--- EXERCISE DESCRIPTION ---
Copy out, exactly as given, every line from the line with "Output the text content of this document." to the end of the listing, both of those lines included.

--- SOURCE RECORDS ---

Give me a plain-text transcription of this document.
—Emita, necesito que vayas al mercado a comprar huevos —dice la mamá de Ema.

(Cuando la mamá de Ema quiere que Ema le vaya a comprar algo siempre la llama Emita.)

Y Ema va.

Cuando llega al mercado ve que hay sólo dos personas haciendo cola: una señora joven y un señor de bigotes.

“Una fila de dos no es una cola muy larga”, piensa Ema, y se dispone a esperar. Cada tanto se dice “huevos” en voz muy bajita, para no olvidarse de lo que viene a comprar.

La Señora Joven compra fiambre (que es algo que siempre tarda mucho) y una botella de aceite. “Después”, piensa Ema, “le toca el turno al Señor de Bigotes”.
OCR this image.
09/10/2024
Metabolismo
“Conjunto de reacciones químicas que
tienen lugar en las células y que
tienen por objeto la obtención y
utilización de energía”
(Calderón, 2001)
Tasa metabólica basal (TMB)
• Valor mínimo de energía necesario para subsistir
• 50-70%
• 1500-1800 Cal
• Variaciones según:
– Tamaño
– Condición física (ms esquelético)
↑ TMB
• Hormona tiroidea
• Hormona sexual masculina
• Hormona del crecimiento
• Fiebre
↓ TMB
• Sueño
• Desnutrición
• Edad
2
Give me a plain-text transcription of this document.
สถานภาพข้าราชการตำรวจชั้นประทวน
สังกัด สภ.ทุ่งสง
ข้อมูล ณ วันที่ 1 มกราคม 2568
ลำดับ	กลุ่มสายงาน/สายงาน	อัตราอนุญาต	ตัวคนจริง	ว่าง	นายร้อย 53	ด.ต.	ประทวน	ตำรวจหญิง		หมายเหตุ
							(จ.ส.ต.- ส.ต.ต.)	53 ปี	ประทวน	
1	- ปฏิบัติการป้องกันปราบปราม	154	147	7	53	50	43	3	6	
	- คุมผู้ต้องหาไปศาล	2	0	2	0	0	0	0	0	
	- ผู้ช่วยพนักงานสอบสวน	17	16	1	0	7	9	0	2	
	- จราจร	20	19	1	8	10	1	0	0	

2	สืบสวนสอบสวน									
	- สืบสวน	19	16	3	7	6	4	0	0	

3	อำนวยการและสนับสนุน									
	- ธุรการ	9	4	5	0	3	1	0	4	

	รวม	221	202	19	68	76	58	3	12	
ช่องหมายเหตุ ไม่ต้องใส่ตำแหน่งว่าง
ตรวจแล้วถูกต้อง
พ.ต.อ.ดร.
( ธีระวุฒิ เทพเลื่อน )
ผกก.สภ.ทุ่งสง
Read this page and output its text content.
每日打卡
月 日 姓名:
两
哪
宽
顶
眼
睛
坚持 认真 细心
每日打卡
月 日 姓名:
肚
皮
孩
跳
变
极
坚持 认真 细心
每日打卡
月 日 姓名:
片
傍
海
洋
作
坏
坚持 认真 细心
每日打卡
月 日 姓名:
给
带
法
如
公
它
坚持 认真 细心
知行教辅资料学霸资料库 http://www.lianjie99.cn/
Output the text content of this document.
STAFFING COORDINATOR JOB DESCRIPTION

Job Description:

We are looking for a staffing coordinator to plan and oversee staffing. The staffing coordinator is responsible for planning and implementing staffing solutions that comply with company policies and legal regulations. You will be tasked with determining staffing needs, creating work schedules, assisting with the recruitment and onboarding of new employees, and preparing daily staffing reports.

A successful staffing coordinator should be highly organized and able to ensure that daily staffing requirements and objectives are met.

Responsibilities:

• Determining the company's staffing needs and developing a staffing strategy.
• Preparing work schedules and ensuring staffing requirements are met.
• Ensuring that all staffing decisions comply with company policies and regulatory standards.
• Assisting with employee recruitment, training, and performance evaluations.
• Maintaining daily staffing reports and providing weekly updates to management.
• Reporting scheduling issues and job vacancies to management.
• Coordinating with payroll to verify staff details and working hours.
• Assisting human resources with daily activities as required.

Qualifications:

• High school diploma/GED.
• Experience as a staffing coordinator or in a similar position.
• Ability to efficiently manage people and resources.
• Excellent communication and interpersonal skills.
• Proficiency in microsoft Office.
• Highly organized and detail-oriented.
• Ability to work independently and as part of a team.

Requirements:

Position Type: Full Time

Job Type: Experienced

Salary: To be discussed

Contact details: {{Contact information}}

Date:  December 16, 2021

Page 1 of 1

--- ANSWER IN FULL ---
Output the text content of this document.
STAFFING COORDINATOR JOB DESCRIPTION

Job Description:

We are looking for a staffing coordinator to plan and oversee staffing. The staffing coordinator is responsible for planning and implementing staffing solutions that comply with company policies and legal regulations. You will be tasked with determining staffing needs, creating work schedules, assisting with the recruitment and onboarding of new employees, and preparing daily staffing reports.

A successful staffing coordinator should be highly organized and able to ensure that daily staffing requirements and objectives are met.

Responsibilities:

• Determining the company's staffing needs and developing a staffing strategy.
• Preparing work schedules and ensuring staffing requirements are met.
• Ensuring that all staffing decisions comply with company policies and regulatory standards.
• Assisting with employee recruitment, training, and performance evaluations.
• Maintaining daily staffing reports and providing weekly updates to management.
• Reporting scheduling issues and job vacancies to management.
• Coordinating with payroll to verify staff details and working hours.
• Assisting human resources with daily activities as required.

Qualifications:

• High school diploma/GED.
• Experience as a staffing coordinator or in a similar position.
• Ability to efficiently manage people and resources.
• Excellent communication and interpersonal skills.
• Proficiency in microsoft Office.
• Highly organized and detail-oriented.
• Ability to work independently and as part of a team.

Requirements:

Position Type: Full Time

Job Type: Experienced

Salary: To be discussed

Contact details: {{Contact information}}

Date:  December 16, 2021

Page 1 of 1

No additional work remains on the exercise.